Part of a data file
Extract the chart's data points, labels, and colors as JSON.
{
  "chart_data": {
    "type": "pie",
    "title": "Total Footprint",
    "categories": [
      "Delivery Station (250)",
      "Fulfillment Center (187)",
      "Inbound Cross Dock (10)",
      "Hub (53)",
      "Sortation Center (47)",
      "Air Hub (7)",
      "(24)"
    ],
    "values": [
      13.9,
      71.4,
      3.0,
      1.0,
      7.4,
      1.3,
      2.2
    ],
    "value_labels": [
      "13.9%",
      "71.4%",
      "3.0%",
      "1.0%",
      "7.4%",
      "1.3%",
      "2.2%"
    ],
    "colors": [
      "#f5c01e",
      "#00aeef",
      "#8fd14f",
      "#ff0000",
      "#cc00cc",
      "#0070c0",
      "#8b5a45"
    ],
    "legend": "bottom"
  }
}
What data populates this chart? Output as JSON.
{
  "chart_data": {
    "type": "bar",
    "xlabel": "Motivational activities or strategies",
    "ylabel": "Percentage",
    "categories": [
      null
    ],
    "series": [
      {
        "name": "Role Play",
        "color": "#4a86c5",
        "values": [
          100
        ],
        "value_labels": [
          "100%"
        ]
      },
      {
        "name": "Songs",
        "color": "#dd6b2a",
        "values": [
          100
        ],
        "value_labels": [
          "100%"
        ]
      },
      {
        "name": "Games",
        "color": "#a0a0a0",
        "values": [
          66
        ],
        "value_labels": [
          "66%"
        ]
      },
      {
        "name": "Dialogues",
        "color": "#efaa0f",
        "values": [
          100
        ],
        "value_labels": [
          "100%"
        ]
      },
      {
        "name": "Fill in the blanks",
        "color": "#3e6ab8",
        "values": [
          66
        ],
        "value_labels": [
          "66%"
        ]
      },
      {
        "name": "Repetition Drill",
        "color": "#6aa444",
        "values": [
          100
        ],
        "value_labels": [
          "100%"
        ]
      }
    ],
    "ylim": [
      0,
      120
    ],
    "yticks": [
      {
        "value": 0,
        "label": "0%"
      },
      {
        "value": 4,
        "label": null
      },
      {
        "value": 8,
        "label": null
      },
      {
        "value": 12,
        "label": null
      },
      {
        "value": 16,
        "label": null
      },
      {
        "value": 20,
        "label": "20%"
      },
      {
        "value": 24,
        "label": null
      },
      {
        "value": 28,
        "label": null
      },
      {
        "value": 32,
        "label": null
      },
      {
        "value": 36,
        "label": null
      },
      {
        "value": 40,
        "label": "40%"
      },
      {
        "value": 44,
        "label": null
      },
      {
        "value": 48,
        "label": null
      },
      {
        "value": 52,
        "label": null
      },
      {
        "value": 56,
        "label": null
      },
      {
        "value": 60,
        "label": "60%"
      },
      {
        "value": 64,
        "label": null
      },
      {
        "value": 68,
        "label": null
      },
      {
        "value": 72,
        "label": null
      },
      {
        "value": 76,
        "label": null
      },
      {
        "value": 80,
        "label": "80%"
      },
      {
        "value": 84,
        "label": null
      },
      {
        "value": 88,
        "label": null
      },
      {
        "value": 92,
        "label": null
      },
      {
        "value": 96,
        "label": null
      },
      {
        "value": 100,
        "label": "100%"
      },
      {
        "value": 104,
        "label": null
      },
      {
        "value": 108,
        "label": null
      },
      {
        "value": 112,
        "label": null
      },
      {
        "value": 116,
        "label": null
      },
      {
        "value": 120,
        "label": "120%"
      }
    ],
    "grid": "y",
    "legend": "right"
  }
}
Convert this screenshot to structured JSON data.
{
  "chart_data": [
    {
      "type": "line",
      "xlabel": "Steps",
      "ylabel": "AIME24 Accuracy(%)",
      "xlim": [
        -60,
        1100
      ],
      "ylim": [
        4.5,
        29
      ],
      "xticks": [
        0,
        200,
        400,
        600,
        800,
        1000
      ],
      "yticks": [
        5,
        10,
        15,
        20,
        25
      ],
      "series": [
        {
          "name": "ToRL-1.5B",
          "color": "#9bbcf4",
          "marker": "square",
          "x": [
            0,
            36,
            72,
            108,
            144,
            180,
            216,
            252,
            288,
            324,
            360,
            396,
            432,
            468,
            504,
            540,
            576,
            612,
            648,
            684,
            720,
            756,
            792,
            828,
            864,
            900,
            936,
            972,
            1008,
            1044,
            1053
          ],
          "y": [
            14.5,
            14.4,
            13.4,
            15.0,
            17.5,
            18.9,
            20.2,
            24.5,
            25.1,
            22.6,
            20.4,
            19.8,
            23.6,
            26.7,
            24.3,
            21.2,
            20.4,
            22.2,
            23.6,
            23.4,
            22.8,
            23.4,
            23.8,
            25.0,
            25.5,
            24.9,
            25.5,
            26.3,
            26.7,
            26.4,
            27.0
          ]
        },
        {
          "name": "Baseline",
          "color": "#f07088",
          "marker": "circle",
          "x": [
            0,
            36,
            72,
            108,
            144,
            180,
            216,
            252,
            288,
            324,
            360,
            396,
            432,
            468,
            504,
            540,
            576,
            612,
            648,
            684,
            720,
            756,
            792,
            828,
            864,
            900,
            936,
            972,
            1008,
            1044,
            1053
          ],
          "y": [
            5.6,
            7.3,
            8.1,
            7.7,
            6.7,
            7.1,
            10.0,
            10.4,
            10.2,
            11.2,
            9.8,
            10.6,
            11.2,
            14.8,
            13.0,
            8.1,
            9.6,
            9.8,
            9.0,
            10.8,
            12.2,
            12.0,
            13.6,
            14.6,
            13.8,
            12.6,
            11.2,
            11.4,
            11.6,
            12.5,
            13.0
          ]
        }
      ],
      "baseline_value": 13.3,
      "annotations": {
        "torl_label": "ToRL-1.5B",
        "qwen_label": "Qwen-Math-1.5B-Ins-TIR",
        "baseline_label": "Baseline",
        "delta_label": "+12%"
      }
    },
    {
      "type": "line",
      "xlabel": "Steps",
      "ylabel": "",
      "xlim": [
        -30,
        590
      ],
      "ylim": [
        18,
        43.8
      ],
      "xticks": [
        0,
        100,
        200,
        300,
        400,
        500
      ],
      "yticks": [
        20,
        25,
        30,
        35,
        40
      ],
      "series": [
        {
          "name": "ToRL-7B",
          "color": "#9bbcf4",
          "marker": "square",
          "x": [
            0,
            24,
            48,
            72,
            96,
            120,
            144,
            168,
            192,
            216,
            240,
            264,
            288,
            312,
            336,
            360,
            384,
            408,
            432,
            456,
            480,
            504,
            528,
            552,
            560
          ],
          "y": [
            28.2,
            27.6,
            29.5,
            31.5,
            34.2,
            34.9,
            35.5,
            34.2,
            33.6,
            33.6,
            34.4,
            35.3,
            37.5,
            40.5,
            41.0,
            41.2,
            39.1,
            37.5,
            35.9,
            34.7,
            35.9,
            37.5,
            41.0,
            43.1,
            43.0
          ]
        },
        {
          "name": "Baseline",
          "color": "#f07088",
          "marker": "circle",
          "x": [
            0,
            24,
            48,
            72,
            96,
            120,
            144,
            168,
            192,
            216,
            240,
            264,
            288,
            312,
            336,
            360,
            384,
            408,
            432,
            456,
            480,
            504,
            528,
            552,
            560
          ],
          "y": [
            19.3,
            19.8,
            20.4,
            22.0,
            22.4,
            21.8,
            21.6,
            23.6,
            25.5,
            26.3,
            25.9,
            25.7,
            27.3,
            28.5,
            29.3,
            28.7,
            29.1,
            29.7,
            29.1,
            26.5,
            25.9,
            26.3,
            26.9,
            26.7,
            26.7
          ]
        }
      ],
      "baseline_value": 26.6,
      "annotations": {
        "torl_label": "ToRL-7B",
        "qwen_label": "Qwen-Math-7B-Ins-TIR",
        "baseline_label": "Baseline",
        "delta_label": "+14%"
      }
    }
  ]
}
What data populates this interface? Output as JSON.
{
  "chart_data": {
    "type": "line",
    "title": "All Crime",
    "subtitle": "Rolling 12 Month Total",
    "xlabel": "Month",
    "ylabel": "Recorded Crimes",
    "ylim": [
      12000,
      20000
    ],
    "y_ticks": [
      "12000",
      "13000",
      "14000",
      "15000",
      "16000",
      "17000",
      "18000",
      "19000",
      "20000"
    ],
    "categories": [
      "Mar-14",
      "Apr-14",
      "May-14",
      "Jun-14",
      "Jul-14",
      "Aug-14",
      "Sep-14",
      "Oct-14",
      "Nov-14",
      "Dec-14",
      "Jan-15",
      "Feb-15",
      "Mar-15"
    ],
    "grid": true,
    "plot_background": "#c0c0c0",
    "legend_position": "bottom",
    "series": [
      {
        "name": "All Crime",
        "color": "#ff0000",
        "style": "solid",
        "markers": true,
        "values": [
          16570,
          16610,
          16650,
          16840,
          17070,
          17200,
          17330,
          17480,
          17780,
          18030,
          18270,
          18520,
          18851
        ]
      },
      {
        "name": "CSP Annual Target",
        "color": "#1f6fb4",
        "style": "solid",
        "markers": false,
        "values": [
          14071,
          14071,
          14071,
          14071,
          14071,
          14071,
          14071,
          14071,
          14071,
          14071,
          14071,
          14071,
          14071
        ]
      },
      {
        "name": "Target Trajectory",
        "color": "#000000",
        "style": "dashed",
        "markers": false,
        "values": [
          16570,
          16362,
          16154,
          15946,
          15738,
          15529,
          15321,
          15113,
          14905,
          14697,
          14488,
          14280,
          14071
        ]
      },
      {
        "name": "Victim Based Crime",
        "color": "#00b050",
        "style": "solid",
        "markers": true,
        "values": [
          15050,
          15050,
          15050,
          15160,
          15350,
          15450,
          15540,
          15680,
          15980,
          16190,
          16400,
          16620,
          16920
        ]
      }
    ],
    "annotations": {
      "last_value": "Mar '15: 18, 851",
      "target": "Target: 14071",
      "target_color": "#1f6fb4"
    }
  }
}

**Job:** How many lines in the records above contain the word "this"? Reply with the number and nothing more.

**Full answer:** 3